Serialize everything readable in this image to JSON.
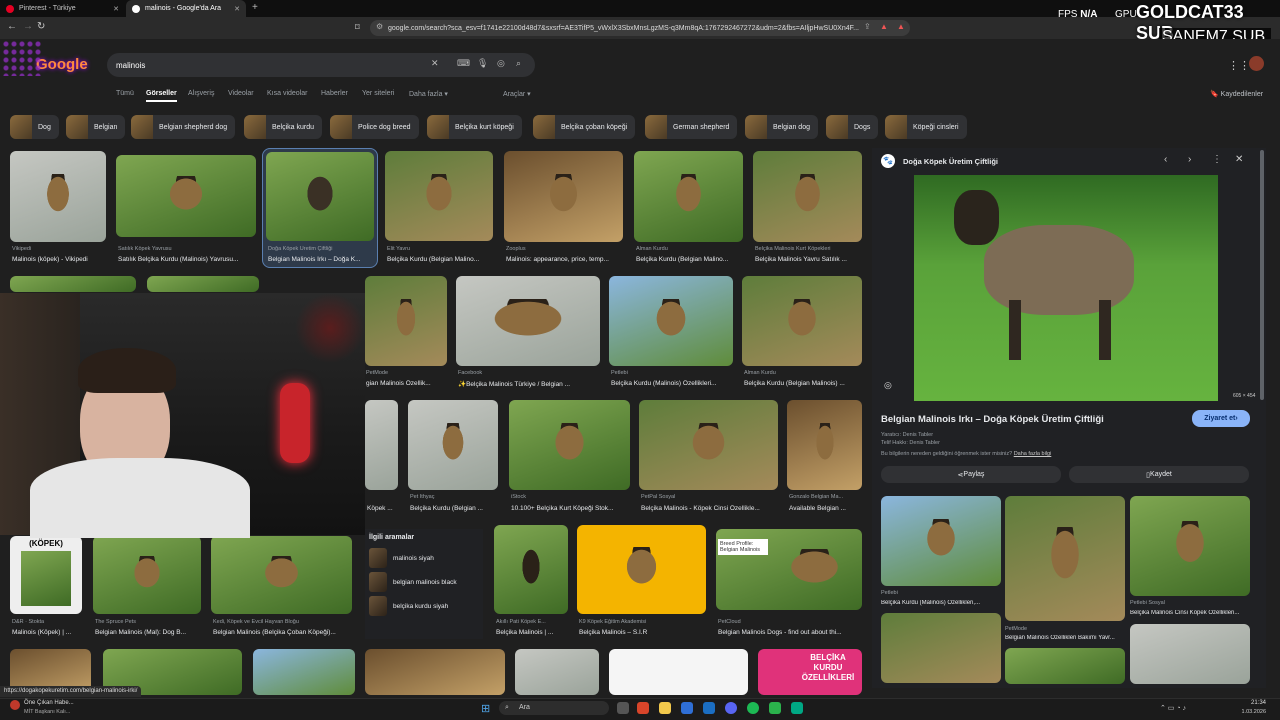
{
  "browser": {
    "tabs": [
      {
        "label": "Pinterest - Türkiye"
      },
      {
        "label": "malinois - Google'da Ara"
      }
    ],
    "url": "google.com/search?sca_esv=f1741e22100d48d7&sxsrf=AE3TifP5_vWxlX3SbxMnsLgzMS-q3Mm8qA:1767292467272&udm=2&fbs=AIljpHwSU0Xn4F..."
  },
  "overlay": {
    "fps_label": "FPS",
    "fps_value": "N/A",
    "gpu_label": "GPU",
    "line1": "GOLDCAT33 SUB",
    "line2": "SANEM7 SUB"
  },
  "google": {
    "logo": "Google",
    "query": "malinois",
    "nav": [
      "Tümü",
      "Görseller",
      "Alışveriş",
      "Videolar",
      "Kısa videolar",
      "Haberler",
      "Yer siteleri",
      "Daha fazla ▾"
    ],
    "tools": "Araçlar ▾",
    "saved": "Kaydedilenler",
    "chips": [
      "Dog",
      "Belgian",
      "Belgian shepherd dog",
      "Belçika kurdu",
      "Police dog breed",
      "Belçika kurt köpeği",
      "Belçika çoban köpeği",
      "German shepherd",
      "Belgian dog",
      "Dogs",
      "Köpeği cinsleri"
    ]
  },
  "results_row1": [
    {
      "src": "Vikipedi",
      "title": "Malinois (köpek) - Vikipedi"
    },
    {
      "src": "Satılık Köpek Yavrusu",
      "title": "Satılık Belçika Kurdu (Malinois) Yavrusu..."
    },
    {
      "src": "Doğa Köpek Üretim Çiftliği",
      "title": "Belgian Malinois Irkı – Doğa K..."
    },
    {
      "src": "Elit Yavru",
      "title": "Belçika Kurdu (Belgian Malino..."
    },
    {
      "src": "Zooplus",
      "title": "Malinois: appearance, price, temp..."
    },
    {
      "src": "Alman Kurdu",
      "title": "Belçika Kurdu (Belgian Malino..."
    },
    {
      "src": "Belçika Malinois Kurt Köpekleri",
      "title": "Belçika Malinois Yavru Satılık ..."
    }
  ],
  "results_row2": [
    {
      "src": "PetMode",
      "title": "gian Malinois Özellik..."
    },
    {
      "src": "Facebook",
      "title": "✨Belçika Malinois Türkiye / Belgian ..."
    },
    {
      "src": "Petlebi",
      "title": "Belçika Kurdu (Malinois) Özellikleri..."
    },
    {
      "src": "Alman Kurdu",
      "title": "Belçika Kurdu (Belgian Malinois) ..."
    }
  ],
  "results_row3": [
    {
      "src": "",
      "title": "Köpek ..."
    },
    {
      "src": "Pet İthyaç",
      "title": "Belçika Kurdu (Belgian ..."
    },
    {
      "src": "iStock",
      "title": "10.100+ Belçika Kurt Köpeği Stok..."
    },
    {
      "src": "PetPal Sosyal",
      "title": "Belçika Malinois - Köpek Cinsi Özellikle..."
    },
    {
      "src": "Gonzalo Belgian Ma...",
      "title": "Available Belgian ..."
    }
  ],
  "results_row4": [
    {
      "src": "D&R · Stokta",
      "title": "Malinois (Köpek) | ...",
      "badge": "(KÖPEK)"
    },
    {
      "src": "The Spruce Pets",
      "title": "Belgian Malinois (Mal): Dog B..."
    },
    {
      "src": "Kedi, Köpek ve Evcil Hayvan Bloğu",
      "title": "Belgian Malinois (Belçika Çoban Köpeği)..."
    },
    {
      "src": "Akıllı Pati Köpek E...",
      "title": "Belçika Malinois | ..."
    },
    {
      "src": "K9 Köpek Eğitim Akademisi",
      "title": "Belçika Malinois – S.I.R"
    },
    {
      "src": "PetCloud",
      "title": "Belgian Malinois Dogs - find out about thi...",
      "badge": "Breed Profile: Belgian Malinois"
    }
  ],
  "related": {
    "title": "İlgili aramalar",
    "items": [
      "malinois siyah",
      "belgian malinois black",
      "belçika kurdu siyah"
    ]
  },
  "bottom_badge": "BELÇİKA KURDU ÖZELLİKLERİ",
  "panel": {
    "site": "Doğa Köpek Üretim Çiftliği",
    "size": "605 × 454",
    "title": "Belgian Malinois Irkı – Doğa Köpek Üretim Çiftliği",
    "visit": "Ziyaret et",
    "author": "Yaratıcı: Denis Tabler",
    "rights": "Telif Hakkı: Denis Tabler",
    "info": "Bu bilgilerin nereden geldiğini öğrenmek ister misiniz?",
    "info_link": "Daha fazla bilgi",
    "share": "Paylaş",
    "save": "Kaydet",
    "related": [
      {
        "src": "Petlebi",
        "title": "Belçika Kurdu (Malinois) Özellikleri,..."
      },
      {
        "src": "PetMode",
        "title": "Belgian Malinois Özellikleri Bakımı Yavr..."
      },
      {
        "src": "Petlebi Sosyal",
        "title": "Belçika Malinois Cinsi Köpek Özellikleri..."
      }
    ]
  },
  "status": {
    "link": "https://dogakopekuretim.com/belgian-malinois-irki/",
    "news_title": "Öne Çıkan Habe...",
    "news_sub": "MİT Başkanı Kalı...",
    "search": "Ara",
    "time": "21:34",
    "date": "1.03.2026"
  }
}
■ ■ ■ ■
• _Work to be completed_
Quote every record above exactly, omitting any pictures they contain.

• _Complete output_
Serialize everything readable in this image to JSON.
{
  "browser": {
    "tabs": [
      {
        "label": "Pinterest - Türkiye"
      },
      {
        "label": "malinois - Google'da Ara"
      }
    ],
    "url": "google.com/search?sca_esv=f1741e22100d48d7&sxsrf=AE3TifP5_vWxlX3SbxMnsLgzMS-q3Mm8qA:1767292467272&udm=2&fbs=AIljpHwSU0Xn4F..."
  },
  "overlay": {
    "fps_label": "FPS",
    "fps_value": "N/A",
    "gpu_label": "GPU",
    "line1": "GOLDCAT33 SUB",
    "line2": "SANEM7 SUB"
  },
  "google": {
    "logo": "Google",
    "query": "malinois",
    "nav": [
      "Tümü",
      "Görseller",
      "Alışveriş",
      "Videolar",
      "Kısa videolar",
      "Haberler",
      "Yer siteleri",
      "Daha fazla ▾"
    ],
    "tools": "Araçlar ▾",
    "saved": "Kaydedilenler",
    "chips": [
      "Dog",
      "Belgian",
      "Belgian shepherd dog",
      "Belçika kurdu",
      "Police dog breed",
      "Belçika kurt köpeği",
      "Belçika çoban köpeği",
      "German shepherd",
      "Belgian dog",
      "Dogs",
      "Köpeği cinsleri"
    ]
  },
  "results_row1": [
    {
      "src": "Vikipedi",
      "title": "Malinois (köpek) - Vikipedi"
    },
    {
      "src": "Satılık Köpek Yavrusu",
      "title": "Satılık Belçika Kurdu (Malinois) Yavrusu..."
    },
    {
      "src": "Doğa Köpek Üretim Çiftliği",
      "title": "Belgian Malinois Irkı – Doğa K..."
    },
    {
      "src": "Elit Yavru",
      "title": "Belçika Kurdu (Belgian Malino..."
    },
    {
      "src": "Zooplus",
      "title": "Malinois: appearance, price, temp..."
    },
    {
      "src": "Alman Kurdu",
      "title": "Belçika Kurdu (Belgian Malino..."
    },
    {
      "src": "Belçika Malinois Kurt Köpekleri",
      "title": "Belçika Malinois Yavru Satılık ..."
    }
  ],
  "results_row2": [
    {
      "src": "PetMode",
      "title": "gian Malinois Özellik..."
    },
    {
      "src": "Facebook",
      "title": "✨Belçika Malinois Türkiye / Belgian ..."
    },
    {
      "src": "Petlebi",
      "title": "Belçika Kurdu (Malinois) Özellikleri..."
    },
    {
      "src": "Alman Kurdu",
      "title": "Belçika Kurdu (Belgian Malinois) ..."
    }
  ],
  "results_row3": [
    {
      "src": "",
      "title": "Köpek ..."
    },
    {
      "src": "Pet İthyaç",
      "title": "Belçika Kurdu (Belgian ..."
    },
    {
      "src": "iStock",
      "title": "10.100+ Belçika Kurt Köpeği Stok..."
    },
    {
      "src": "PetPal Sosyal",
      "title": "Belçika Malinois - Köpek Cinsi Özellikle..."
    },
    {
      "src": "Gonzalo Belgian Ma...",
      "title": "Available Belgian ..."
    }
  ],
  "results_row4": [
    {
      "src": "D&R · Stokta",
      "title": "Malinois (Köpek) | ...",
      "badge": "(KÖPEK)"
    },
    {
      "src": "The Spruce Pets",
      "title": "Belgian Malinois (Mal): Dog B..."
    },
    {
      "src": "Kedi, Köpek ve Evcil Hayvan Bloğu",
      "title": "Belgian Malinois (Belçika Çoban Köpeği)..."
    },
    {
      "src": "Akıllı Pati Köpek E...",
      "title": "Belçika Malinois | ..."
    },
    {
      "src": "K9 Köpek Eğitim Akademisi",
      "title": "Belçika Malinois – S.I.R"
    },
    {
      "src": "PetCloud",
      "title": "Belgian Malinois Dogs - find out about thi...",
      "badge": "Breed Profile: Belgian Malinois"
    }
  ],
  "related": {
    "title": "İlgili aramalar",
    "items": [
      "malinois siyah",
      "belgian malinois black",
      "belçika kurdu siyah"
    ]
  },
  "bottom_badge": "BELÇİKA KURDU ÖZELLİKLERİ",
  "panel": {
    "site": "Doğa Köpek Üretim Çiftliği",
    "size": "605 × 454",
    "title": "Belgian Malinois Irkı – Doğa Köpek Üretim Çiftliği",
    "visit": "Ziyaret et",
    "author": "Yaratıcı: Denis Tabler",
    "rights": "Telif Hakkı: Denis Tabler",
    "info": "Bu bilgilerin nereden geldiğini öğrenmek ister misiniz?",
    "info_link": "Daha fazla bilgi",
    "share": "Paylaş",
    "save": "Kaydet",
    "related": [
      {
        "src": "Petlebi",
        "title": "Belçika Kurdu (Malinois) Özellikleri,..."
      },
      {
        "src": "PetMode",
        "title": "Belgian Malinois Özellikleri Bakımı Yavr..."
      },
      {
        "src": "Petlebi Sosyal",
        "title": "Belçika Malinois Cinsi Köpek Özellikleri..."
      }
    ]
  },
  "status": {
    "link": "https://dogakopekuretim.com/belgian-malinois-irki/",
    "news_title": "Öne Çıkan Habe...",
    "news_sub": "MİT Başkanı Kalı...",
    "search": "Ara",
    "time": "21:34",
    "date": "1.03.2026"
  }
}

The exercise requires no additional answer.